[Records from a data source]
■ ■ ■

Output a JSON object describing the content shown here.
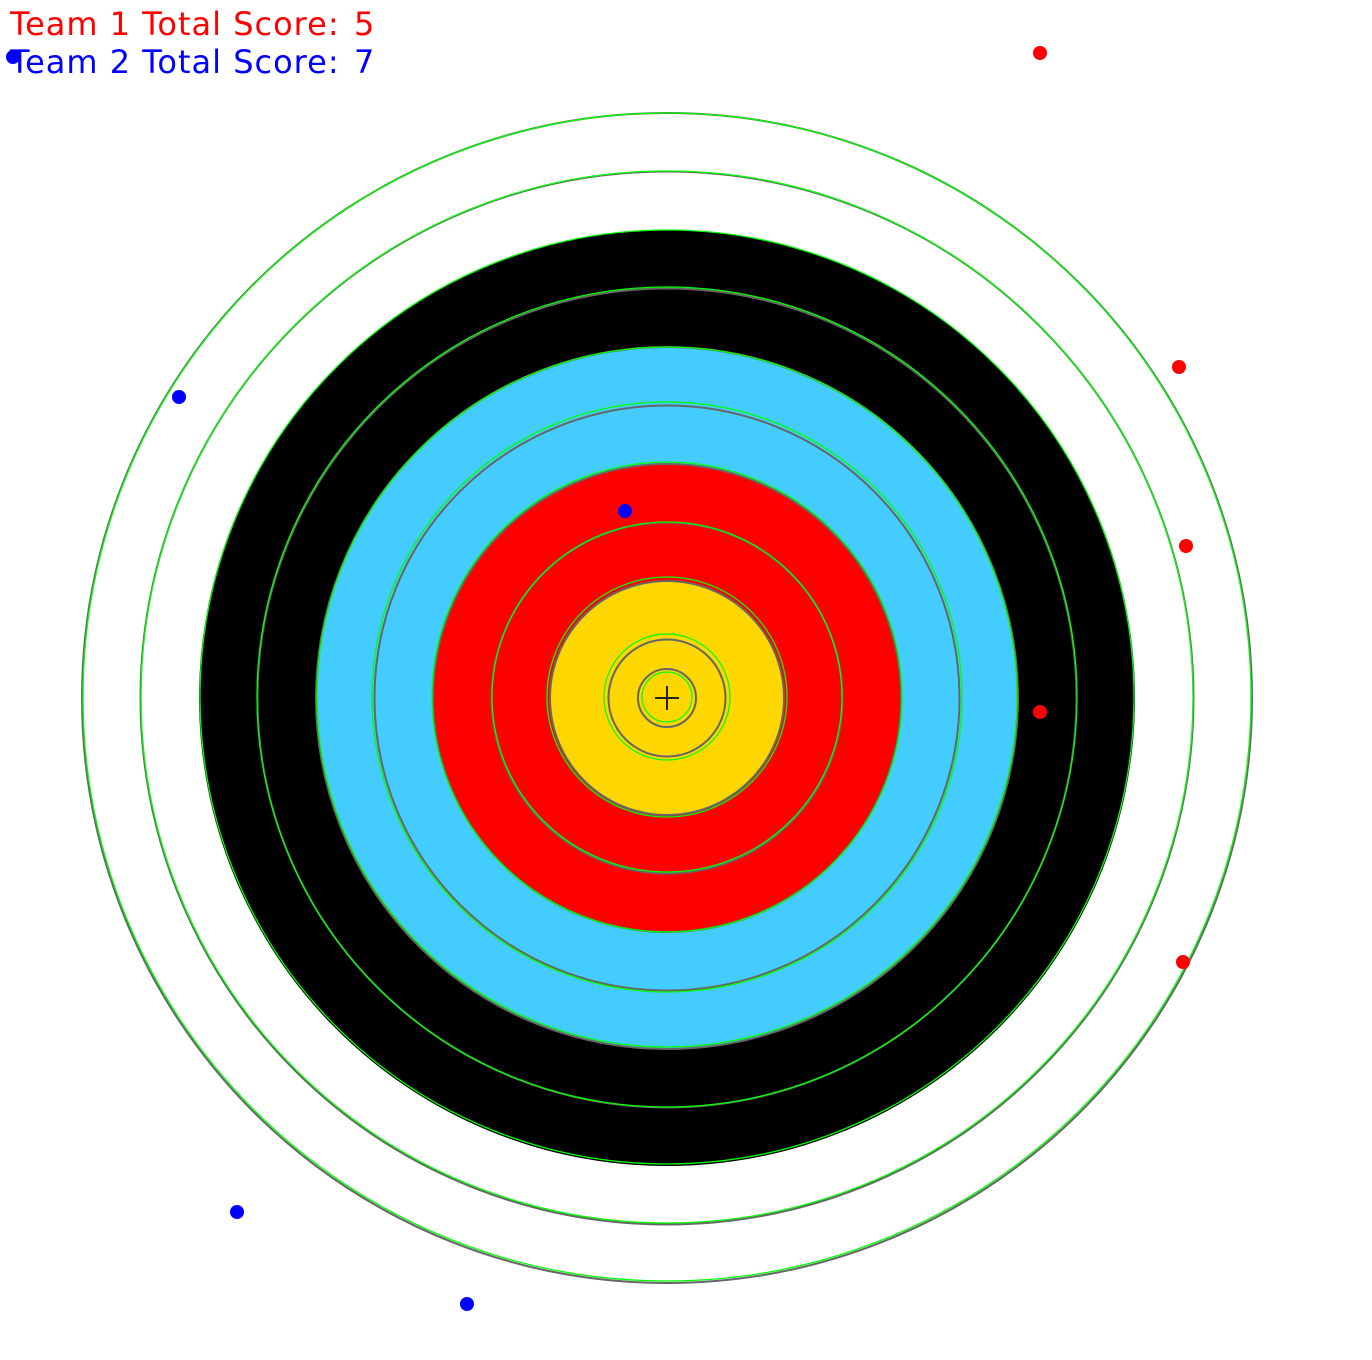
{
  "scoreboard": {
    "team1": {
      "label": "Team 1 Total Score:",
      "score": "5",
      "color": "#ff0000"
    },
    "team2": {
      "label": "Team 2 Total Score:",
      "score": "7",
      "color": "#0000ff"
    }
  },
  "target": {
    "ring_colors": [
      "#ffffff",
      "#ffffff",
      "#000000",
      "#000000",
      "#44ccff",
      "#44ccff",
      "#ff0000",
      "#ff0000",
      "#ffd700",
      "#ffd700"
    ],
    "line_color": "#666666",
    "detection_outline_color": "#00ff00",
    "center_marker": "crosshair-icon"
  },
  "hits": {
    "team1_color": "#ff0000",
    "team2_color": "#0000ff"
  }
}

■ ■ ■

**Given request**
Reproduce every line of the material precisely, omitting its pictures.

**Solution to the exercise**
Output a JSON object describing the content shown here.
{
  "scoreboard": {
    "team1": {
      "label": "Team 1 Total Score:",
      "score": "5",
      "color": "#ff0000"
    },
    "team2": {
      "label": "Team 2 Total Score:",
      "score": "7",
      "color": "#0000ff"
    }
  },
  "target": {
    "ring_colors": [
      "#ffffff",
      "#ffffff",
      "#000000",
      "#000000",
      "#44ccff",
      "#44ccff",
      "#ff0000",
      "#ff0000",
      "#ffd700",
      "#ffd700"
    ],
    "line_color": "#666666",
    "detection_outline_color": "#00ff00",
    "center_marker": "crosshair-icon"
  },
  "hits": {
    "team1_color": "#ff0000",
    "team2_color": "#0000ff"
  }
}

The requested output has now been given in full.